Dataset entries
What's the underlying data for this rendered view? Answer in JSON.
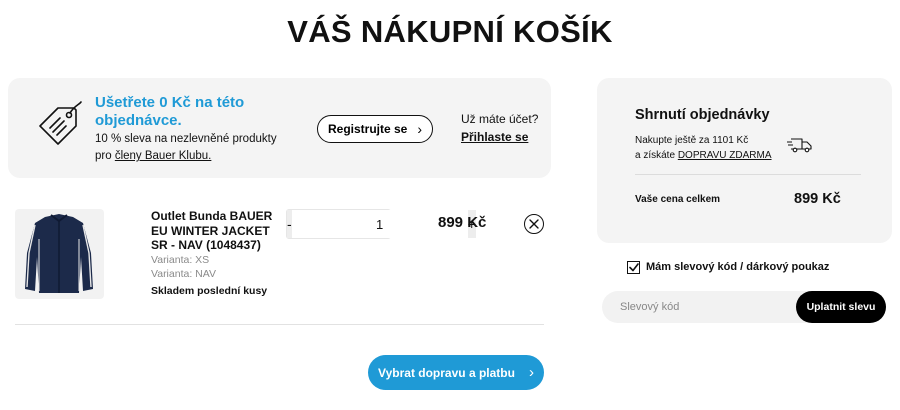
{
  "page": {
    "title": "VÁŠ NÁKUPNÍ KOŠÍK"
  },
  "colors": {
    "accent": "#1f9ad6",
    "panel": "#f4f4f4",
    "dark": "#000000"
  },
  "promo": {
    "icon": "price-tag-icon",
    "headline": "Ušetřete 0 Kč na této objednávce.",
    "text_prefix": "10 % sleva na nezlevněné produkty pro ",
    "text_link": "členy Bauer Klubu.",
    "register_label": "Registrujte se",
    "account_question": "Už máte účet?",
    "login_label": "Přihlaste se"
  },
  "cart": {
    "items": [
      {
        "name": "Outlet Bunda BAUER EU WINTER JACKET SR - NAV (1048437)",
        "variant_size": "Varianta: XS",
        "variant_color": "Varianta: NAV",
        "stock": "Skladem poslední kusy",
        "quantity": "1",
        "minus_label": "-",
        "plus_label": "+",
        "price": "899 Kč",
        "image_icon": "jacket-image"
      }
    ],
    "checkout_label": "Vybrat dopravu a platbu"
  },
  "summary": {
    "title": "Shrnutí objednávky",
    "shipping_line1": "Nakupte ještě za 1101 Kč",
    "shipping_line2_prefix": "a získáte ",
    "shipping_link": "DOPRAVU ZDARMA",
    "truck_icon": "truck-icon",
    "total_label": "Vaše cena celkem",
    "total_value": "899 Kč"
  },
  "discount": {
    "checked": true,
    "label": "Mám slevový kód / dárkový poukaz",
    "placeholder": "Slevový kód",
    "apply_label": "Uplatnit slevu"
  }
}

* GIVEN PROBLEM *
Please write out all of the material above without changing a word, and omit any pictures.

* EXERCISE ANSWER *
What's the underlying data for this rendered view? Answer in JSON.
{
  "page": {
    "title": "VÁŠ NÁKUPNÍ KOŠÍK"
  },
  "colors": {
    "accent": "#1f9ad6",
    "panel": "#f4f4f4",
    "dark": "#000000"
  },
  "promo": {
    "icon": "price-tag-icon",
    "headline": "Ušetřete 0 Kč na této objednávce.",
    "text_prefix": "10 % sleva na nezlevněné produkty pro ",
    "text_link": "členy Bauer Klubu.",
    "register_label": "Registrujte se",
    "account_question": "Už máte účet?",
    "login_label": "Přihlaste se"
  },
  "cart": {
    "items": [
      {
        "name": "Outlet Bunda BAUER EU WINTER JACKET SR - NAV (1048437)",
        "variant_size": "Varianta: XS",
        "variant_color": "Varianta: NAV",
        "stock": "Skladem poslední kusy",
        "quantity": "1",
        "minus_label": "-",
        "plus_label": "+",
        "price": "899 Kč",
        "image_icon": "jacket-image"
      }
    ],
    "checkout_label": "Vybrat dopravu a platbu"
  },
  "summary": {
    "title": "Shrnutí objednávky",
    "shipping_line1": "Nakupte ještě za 1101 Kč",
    "shipping_line2_prefix": "a získáte ",
    "shipping_link": "DOPRAVU ZDARMA",
    "truck_icon": "truck-icon",
    "total_label": "Vaše cena celkem",
    "total_value": "899 Kč"
  },
  "discount": {
    "checked": true,
    "label": "Mám slevový kód / dárkový poukaz",
    "placeholder": "Slevový kód",
    "apply_label": "Uplatnit slevu"
  }
}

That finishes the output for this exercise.